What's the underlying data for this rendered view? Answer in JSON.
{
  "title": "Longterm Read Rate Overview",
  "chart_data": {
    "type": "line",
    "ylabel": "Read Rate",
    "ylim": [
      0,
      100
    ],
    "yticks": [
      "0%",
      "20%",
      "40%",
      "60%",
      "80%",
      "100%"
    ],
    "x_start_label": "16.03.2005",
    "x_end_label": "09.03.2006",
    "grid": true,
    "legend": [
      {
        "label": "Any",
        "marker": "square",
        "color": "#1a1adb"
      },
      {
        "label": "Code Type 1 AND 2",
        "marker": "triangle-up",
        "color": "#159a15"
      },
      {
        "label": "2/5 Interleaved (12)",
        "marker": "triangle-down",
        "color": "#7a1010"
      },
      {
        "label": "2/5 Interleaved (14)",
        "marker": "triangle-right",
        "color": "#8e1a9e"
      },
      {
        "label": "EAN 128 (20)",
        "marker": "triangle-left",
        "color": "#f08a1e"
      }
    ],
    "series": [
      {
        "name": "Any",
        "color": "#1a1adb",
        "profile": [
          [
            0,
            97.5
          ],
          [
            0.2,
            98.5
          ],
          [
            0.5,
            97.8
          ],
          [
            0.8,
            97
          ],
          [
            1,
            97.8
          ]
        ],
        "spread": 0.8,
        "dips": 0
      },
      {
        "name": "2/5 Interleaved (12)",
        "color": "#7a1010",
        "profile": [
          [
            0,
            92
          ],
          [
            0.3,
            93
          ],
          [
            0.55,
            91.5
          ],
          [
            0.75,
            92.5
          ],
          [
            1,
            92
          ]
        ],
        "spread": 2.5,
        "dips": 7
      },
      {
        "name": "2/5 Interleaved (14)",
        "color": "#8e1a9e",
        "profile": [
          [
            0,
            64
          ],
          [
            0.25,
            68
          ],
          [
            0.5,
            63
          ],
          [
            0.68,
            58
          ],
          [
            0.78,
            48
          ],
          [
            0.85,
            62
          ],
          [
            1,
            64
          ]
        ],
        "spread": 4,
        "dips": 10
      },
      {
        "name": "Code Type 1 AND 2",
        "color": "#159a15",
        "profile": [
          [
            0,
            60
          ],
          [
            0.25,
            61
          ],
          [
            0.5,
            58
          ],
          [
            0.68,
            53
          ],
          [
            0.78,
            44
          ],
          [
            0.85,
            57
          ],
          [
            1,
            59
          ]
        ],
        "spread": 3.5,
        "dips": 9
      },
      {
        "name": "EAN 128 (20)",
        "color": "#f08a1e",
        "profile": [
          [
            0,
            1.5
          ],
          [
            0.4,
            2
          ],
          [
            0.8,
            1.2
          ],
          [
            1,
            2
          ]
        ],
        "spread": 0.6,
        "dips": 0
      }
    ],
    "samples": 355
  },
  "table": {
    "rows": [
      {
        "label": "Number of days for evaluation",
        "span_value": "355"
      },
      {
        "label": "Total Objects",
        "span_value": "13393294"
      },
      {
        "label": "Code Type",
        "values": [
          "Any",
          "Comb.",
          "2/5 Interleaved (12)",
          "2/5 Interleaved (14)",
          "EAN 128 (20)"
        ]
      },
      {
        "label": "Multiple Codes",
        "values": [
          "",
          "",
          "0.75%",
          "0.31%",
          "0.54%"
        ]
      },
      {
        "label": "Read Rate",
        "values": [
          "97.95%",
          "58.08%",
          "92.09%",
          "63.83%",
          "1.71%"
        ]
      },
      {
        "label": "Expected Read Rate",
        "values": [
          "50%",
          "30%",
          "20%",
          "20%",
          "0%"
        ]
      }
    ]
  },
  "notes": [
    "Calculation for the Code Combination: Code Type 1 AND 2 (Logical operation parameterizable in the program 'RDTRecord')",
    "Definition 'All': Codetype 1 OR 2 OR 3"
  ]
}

_Your goal:_
Nothing should be changed: write out all of the data as is.

_Response below:_
What's the underlying data for this rendered view? Answer in JSON.
{
  "title": "Longterm Read Rate Overview",
  "chart_data": {
    "type": "line",
    "ylabel": "Read Rate",
    "ylim": [
      0,
      100
    ],
    "yticks": [
      "0%",
      "20%",
      "40%",
      "60%",
      "80%",
      "100%"
    ],
    "x_start_label": "16.03.2005",
    "x_end_label": "09.03.2006",
    "grid": true,
    "legend": [
      {
        "label": "Any",
        "marker": "square",
        "color": "#1a1adb"
      },
      {
        "label": "Code Type 1 AND 2",
        "marker": "triangle-up",
        "color": "#159a15"
      },
      {
        "label": "2/5 Interleaved (12)",
        "marker": "triangle-down",
        "color": "#7a1010"
      },
      {
        "label": "2/5 Interleaved (14)",
        "marker": "triangle-right",
        "color": "#8e1a9e"
      },
      {
        "label": "EAN 128 (20)",
        "marker": "triangle-left",
        "color": "#f08a1e"
      }
    ],
    "series": [
      {
        "name": "Any",
        "color": "#1a1adb",
        "profile": [
          [
            0,
            97.5
          ],
          [
            0.2,
            98.5
          ],
          [
            0.5,
            97.8
          ],
          [
            0.8,
            97
          ],
          [
            1,
            97.8
          ]
        ],
        "spread": 0.8,
        "dips": 0
      },
      {
        "name": "2/5 Interleaved (12)",
        "color": "#7a1010",
        "profile": [
          [
            0,
            92
          ],
          [
            0.3,
            93
          ],
          [
            0.55,
            91.5
          ],
          [
            0.75,
            92.5
          ],
          [
            1,
            92
          ]
        ],
        "spread": 2.5,
        "dips": 7
      },
      {
        "name": "2/5 Interleaved (14)",
        "color": "#8e1a9e",
        "profile": [
          [
            0,
            64
          ],
          [
            0.25,
            68
          ],
          [
            0.5,
            63
          ],
          [
            0.68,
            58
          ],
          [
            0.78,
            48
          ],
          [
            0.85,
            62
          ],
          [
            1,
            64
          ]
        ],
        "spread": 4,
        "dips": 10
      },
      {
        "name": "Code Type 1 AND 2",
        "color": "#159a15",
        "profile": [
          [
            0,
            60
          ],
          [
            0.25,
            61
          ],
          [
            0.5,
            58
          ],
          [
            0.68,
            53
          ],
          [
            0.78,
            44
          ],
          [
            0.85,
            57
          ],
          [
            1,
            59
          ]
        ],
        "spread": 3.5,
        "dips": 9
      },
      {
        "name": "EAN 128 (20)",
        "color": "#f08a1e",
        "profile": [
          [
            0,
            1.5
          ],
          [
            0.4,
            2
          ],
          [
            0.8,
            1.2
          ],
          [
            1,
            2
          ]
        ],
        "spread": 0.6,
        "dips": 0
      }
    ],
    "samples": 355
  },
  "table": {
    "rows": [
      {
        "label": "Number of days for evaluation",
        "span_value": "355"
      },
      {
        "label": "Total Objects",
        "span_value": "13393294"
      },
      {
        "label": "Code Type",
        "values": [
          "Any",
          "Comb.",
          "2/5 Interleaved (12)",
          "2/5 Interleaved (14)",
          "EAN 128 (20)"
        ]
      },
      {
        "label": "Multiple Codes",
        "values": [
          "",
          "",
          "0.75%",
          "0.31%",
          "0.54%"
        ]
      },
      {
        "label": "Read Rate",
        "values": [
          "97.95%",
          "58.08%",
          "92.09%",
          "63.83%",
          "1.71%"
        ]
      },
      {
        "label": "Expected Read Rate",
        "values": [
          "50%",
          "30%",
          "20%",
          "20%",
          "0%"
        ]
      }
    ]
  },
  "notes": [
    "Calculation for the Code Combination: Code Type 1 AND 2 (Logical operation parameterizable in the program 'RDTRecord')",
    "Definition 'All': Codetype 1 OR 2 OR 3"
  ]
}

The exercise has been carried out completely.